[PROBLEM REQUIREMENTS]
Locate each line holding the string "Buoyancy" and copy it.

(Data entries for graphics)
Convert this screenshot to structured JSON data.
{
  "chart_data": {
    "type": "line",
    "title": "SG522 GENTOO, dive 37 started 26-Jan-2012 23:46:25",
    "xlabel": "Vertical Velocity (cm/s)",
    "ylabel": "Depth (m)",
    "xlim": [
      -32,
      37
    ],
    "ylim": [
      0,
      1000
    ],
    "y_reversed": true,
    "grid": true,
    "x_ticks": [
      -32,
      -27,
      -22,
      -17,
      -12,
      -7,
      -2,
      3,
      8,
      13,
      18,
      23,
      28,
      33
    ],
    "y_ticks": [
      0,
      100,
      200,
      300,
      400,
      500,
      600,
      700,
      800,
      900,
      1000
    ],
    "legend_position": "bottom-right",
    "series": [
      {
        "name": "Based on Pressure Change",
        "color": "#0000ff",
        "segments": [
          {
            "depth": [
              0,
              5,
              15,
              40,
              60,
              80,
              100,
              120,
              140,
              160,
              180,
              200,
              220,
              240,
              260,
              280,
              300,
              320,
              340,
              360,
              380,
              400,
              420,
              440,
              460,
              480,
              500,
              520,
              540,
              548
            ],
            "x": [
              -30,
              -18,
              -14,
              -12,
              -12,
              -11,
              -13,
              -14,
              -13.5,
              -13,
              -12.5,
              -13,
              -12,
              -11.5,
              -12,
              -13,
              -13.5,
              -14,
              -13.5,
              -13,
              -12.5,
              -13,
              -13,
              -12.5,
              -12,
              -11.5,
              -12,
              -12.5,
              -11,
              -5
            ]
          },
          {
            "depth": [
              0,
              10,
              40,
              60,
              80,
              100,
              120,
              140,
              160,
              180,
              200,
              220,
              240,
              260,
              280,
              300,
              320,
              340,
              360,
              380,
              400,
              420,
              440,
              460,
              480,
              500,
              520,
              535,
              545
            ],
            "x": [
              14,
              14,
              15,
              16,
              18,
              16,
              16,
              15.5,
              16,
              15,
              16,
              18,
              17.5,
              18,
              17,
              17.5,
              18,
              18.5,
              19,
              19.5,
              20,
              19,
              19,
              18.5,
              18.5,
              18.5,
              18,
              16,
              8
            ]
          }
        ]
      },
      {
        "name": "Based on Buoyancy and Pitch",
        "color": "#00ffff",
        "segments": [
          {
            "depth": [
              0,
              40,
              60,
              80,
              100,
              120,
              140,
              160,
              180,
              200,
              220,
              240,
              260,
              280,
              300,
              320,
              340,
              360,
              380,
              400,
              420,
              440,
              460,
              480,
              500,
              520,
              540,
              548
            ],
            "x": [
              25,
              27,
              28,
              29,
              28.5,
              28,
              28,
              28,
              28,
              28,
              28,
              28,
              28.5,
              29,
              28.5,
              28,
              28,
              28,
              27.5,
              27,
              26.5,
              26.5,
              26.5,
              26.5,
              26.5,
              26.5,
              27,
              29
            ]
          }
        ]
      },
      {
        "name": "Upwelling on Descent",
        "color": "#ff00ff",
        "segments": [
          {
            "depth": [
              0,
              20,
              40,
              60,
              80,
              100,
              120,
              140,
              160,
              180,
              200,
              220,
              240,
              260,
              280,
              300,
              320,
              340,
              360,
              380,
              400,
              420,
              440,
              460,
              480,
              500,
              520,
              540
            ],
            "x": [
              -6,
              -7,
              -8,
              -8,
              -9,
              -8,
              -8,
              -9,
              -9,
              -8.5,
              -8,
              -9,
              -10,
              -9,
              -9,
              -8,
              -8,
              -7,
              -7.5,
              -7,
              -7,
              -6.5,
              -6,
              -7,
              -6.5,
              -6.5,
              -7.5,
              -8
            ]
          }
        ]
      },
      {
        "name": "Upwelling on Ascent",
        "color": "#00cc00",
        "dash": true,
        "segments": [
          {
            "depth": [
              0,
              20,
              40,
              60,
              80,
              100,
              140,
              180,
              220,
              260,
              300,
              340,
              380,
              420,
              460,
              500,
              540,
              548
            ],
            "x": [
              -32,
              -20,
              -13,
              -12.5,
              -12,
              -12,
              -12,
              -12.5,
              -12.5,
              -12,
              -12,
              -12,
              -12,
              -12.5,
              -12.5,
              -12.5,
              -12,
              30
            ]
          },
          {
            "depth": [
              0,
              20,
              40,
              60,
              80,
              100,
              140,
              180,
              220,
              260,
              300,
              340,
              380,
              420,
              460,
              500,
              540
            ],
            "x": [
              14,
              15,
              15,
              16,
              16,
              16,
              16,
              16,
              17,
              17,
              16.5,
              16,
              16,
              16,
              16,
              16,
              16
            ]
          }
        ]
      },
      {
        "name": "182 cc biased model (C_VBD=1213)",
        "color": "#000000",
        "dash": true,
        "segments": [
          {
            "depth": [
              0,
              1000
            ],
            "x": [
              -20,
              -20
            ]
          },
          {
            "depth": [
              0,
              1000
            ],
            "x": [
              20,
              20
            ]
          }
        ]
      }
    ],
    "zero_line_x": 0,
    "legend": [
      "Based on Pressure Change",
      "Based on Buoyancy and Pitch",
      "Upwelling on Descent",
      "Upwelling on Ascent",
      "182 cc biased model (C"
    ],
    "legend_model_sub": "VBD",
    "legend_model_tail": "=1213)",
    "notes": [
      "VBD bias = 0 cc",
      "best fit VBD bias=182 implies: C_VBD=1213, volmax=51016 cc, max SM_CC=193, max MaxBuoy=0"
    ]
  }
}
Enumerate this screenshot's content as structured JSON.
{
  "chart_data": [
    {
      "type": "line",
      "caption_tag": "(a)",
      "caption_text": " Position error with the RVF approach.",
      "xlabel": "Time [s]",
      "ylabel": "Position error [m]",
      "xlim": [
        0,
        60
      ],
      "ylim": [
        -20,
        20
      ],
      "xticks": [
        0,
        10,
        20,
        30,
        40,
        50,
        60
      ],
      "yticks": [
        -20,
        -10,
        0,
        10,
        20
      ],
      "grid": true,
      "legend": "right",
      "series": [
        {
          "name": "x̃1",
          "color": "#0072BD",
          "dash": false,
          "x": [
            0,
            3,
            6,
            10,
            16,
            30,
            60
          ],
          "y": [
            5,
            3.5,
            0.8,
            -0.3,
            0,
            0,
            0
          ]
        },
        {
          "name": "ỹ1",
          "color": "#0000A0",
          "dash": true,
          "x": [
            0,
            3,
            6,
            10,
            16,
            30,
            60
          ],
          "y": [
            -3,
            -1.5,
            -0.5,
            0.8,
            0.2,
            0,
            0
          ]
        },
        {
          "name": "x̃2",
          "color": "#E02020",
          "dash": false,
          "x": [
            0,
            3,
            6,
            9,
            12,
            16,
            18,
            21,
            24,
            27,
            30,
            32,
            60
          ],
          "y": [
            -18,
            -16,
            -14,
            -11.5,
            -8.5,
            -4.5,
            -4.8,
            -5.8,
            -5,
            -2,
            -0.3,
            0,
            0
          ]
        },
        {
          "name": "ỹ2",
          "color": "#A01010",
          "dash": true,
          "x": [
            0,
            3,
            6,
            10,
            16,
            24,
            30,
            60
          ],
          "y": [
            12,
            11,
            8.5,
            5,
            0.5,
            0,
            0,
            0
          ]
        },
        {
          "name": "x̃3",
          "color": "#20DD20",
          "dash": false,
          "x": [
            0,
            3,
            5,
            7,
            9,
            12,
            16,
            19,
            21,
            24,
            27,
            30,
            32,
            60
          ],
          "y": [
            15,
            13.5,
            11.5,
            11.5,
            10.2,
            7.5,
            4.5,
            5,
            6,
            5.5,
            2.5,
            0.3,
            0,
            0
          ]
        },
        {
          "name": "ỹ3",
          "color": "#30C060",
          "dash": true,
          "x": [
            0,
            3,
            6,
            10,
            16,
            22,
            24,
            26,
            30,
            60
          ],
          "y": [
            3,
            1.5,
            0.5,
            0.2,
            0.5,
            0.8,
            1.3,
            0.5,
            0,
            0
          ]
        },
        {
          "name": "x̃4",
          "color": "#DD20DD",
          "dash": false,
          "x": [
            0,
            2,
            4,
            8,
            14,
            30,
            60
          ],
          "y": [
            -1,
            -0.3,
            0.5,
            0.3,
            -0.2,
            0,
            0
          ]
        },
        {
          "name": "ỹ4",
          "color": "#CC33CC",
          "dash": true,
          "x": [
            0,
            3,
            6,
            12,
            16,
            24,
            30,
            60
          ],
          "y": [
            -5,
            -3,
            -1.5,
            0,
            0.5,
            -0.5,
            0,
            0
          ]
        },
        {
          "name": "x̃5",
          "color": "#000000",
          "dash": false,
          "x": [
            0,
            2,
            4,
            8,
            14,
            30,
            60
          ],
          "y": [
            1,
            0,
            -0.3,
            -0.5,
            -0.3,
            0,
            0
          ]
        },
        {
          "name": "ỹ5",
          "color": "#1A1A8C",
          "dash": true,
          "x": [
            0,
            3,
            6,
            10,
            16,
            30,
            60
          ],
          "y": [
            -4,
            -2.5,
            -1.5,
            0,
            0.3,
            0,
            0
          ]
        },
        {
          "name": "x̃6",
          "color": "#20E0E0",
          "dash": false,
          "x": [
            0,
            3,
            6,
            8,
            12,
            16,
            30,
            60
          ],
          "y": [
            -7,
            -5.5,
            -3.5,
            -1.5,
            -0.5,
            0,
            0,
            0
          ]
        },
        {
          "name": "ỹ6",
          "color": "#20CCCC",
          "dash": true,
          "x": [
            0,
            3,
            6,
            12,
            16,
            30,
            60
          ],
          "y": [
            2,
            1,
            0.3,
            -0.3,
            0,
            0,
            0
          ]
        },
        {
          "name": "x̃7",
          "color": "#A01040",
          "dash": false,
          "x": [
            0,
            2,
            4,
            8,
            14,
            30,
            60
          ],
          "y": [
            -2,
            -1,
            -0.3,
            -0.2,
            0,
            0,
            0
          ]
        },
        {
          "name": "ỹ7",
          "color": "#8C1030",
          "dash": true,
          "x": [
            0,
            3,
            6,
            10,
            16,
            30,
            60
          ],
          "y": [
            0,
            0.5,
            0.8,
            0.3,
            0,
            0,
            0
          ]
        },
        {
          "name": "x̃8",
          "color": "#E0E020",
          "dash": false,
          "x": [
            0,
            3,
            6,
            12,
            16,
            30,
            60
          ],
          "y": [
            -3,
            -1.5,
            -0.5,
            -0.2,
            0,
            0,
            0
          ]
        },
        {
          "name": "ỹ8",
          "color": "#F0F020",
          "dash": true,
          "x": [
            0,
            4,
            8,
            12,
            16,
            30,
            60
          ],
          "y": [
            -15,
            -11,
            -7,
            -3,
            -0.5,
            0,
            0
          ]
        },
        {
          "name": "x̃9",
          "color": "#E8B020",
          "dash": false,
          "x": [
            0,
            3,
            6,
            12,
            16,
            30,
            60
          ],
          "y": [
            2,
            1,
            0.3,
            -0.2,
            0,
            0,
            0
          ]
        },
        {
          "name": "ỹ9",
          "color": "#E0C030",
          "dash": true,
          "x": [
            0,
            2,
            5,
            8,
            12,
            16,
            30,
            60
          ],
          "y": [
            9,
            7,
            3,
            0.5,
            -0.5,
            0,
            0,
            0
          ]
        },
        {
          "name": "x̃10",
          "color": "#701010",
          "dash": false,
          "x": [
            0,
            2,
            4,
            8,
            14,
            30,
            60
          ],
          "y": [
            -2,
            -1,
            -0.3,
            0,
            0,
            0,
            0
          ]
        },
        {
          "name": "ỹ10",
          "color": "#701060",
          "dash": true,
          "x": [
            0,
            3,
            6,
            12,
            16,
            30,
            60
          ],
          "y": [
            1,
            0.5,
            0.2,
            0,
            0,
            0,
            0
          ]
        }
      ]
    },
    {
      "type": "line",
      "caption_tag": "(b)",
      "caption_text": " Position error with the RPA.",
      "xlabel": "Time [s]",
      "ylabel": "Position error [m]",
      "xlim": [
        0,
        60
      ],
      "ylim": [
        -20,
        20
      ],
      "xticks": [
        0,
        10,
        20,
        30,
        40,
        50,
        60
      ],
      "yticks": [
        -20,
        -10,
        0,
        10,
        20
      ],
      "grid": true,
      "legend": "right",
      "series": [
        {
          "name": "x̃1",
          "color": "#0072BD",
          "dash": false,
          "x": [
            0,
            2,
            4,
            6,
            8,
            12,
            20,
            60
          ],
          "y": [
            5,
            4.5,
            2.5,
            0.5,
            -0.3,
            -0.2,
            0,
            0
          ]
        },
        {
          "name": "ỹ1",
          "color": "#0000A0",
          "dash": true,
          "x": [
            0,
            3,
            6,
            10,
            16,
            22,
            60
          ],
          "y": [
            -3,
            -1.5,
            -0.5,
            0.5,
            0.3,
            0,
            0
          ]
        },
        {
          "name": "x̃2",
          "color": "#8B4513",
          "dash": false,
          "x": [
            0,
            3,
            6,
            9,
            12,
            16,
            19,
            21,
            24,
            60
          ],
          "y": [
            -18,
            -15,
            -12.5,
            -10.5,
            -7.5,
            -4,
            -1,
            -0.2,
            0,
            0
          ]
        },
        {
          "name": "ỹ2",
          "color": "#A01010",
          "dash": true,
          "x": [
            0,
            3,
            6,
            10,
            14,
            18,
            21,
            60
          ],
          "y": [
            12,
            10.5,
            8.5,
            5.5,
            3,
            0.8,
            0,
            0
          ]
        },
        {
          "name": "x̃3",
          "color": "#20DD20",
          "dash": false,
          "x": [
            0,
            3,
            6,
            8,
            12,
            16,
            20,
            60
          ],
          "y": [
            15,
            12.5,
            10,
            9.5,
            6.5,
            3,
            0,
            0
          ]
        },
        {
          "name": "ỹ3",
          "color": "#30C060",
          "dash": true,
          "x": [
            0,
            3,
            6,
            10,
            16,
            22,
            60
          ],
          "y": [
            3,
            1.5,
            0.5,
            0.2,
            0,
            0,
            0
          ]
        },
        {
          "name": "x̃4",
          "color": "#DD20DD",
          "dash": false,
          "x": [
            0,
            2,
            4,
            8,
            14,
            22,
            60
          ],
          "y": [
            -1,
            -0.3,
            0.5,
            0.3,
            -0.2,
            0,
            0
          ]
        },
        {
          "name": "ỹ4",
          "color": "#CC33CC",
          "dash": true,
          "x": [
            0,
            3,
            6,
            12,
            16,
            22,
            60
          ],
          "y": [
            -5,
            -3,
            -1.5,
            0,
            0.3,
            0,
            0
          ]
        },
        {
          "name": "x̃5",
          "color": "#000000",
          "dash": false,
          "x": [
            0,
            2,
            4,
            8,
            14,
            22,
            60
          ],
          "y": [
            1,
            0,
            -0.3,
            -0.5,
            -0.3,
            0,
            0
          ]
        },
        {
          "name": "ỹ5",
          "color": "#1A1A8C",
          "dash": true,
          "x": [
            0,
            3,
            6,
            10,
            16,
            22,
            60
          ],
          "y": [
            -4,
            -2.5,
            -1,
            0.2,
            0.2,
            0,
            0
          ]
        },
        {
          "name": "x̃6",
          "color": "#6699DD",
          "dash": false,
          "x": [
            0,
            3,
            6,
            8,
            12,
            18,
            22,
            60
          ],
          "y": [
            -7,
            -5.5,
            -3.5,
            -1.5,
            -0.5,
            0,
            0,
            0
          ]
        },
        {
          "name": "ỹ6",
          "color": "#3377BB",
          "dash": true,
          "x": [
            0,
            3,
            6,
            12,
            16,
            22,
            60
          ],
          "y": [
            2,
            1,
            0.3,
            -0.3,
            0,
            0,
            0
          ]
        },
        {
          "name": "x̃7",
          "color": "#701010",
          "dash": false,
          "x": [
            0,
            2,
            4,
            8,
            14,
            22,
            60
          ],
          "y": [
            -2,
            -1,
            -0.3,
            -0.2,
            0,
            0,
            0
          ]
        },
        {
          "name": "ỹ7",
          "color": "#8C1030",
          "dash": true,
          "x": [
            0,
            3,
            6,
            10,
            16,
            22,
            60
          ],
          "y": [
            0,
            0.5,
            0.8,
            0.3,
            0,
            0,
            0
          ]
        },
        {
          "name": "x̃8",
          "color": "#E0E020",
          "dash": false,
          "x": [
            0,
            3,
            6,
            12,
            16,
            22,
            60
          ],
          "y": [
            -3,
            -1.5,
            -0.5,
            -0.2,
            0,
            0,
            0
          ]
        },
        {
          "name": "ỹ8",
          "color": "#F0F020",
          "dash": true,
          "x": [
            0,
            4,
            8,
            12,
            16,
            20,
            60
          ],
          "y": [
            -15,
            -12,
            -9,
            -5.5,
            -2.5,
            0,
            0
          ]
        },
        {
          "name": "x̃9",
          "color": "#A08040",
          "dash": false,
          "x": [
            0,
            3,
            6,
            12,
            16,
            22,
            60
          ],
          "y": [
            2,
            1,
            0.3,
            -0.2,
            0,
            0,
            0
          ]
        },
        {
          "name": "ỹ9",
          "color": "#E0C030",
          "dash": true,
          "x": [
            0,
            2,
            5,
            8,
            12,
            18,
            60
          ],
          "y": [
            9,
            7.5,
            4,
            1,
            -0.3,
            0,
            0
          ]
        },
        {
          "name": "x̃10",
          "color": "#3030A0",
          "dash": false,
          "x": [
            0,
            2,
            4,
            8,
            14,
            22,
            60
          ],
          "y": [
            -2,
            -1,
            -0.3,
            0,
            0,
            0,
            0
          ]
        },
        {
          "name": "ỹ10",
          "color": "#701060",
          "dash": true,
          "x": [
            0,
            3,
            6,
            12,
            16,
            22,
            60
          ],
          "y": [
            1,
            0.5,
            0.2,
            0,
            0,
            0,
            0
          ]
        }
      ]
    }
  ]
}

[THE REPLY]
        "name": "Based on Buoyancy and Pitch",
      "Based on Buoyancy and Pitch",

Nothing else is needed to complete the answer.